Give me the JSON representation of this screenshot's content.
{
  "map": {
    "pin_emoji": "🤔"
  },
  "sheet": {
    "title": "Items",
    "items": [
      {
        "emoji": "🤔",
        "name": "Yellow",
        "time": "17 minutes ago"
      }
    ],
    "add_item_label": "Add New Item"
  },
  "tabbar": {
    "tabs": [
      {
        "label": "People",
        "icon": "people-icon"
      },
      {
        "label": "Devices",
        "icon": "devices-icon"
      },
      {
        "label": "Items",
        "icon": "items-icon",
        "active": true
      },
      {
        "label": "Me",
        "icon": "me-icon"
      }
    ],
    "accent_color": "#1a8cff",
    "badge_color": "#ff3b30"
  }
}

■ Objective:
Repeat the records above exactly.

■ Full response:
Give me the JSON representation of this screenshot's content.
{
  "map": {
    "pin_emoji": "🤔"
  },
  "sheet": {
    "title": "Items",
    "items": [
      {
        "emoji": "🤔",
        "name": "Yellow",
        "time": "17 minutes ago"
      }
    ],
    "add_item_label": "Add New Item"
  },
  "tabbar": {
    "tabs": [
      {
        "label": "People",
        "icon": "people-icon"
      },
      {
        "label": "Devices",
        "icon": "devices-icon"
      },
      {
        "label": "Items",
        "icon": "items-icon",
        "active": true
      },
      {
        "label": "Me",
        "icon": "me-icon"
      }
    ],
    "accent_color": "#1a8cff",
    "badge_color": "#ff3b30"
  }
}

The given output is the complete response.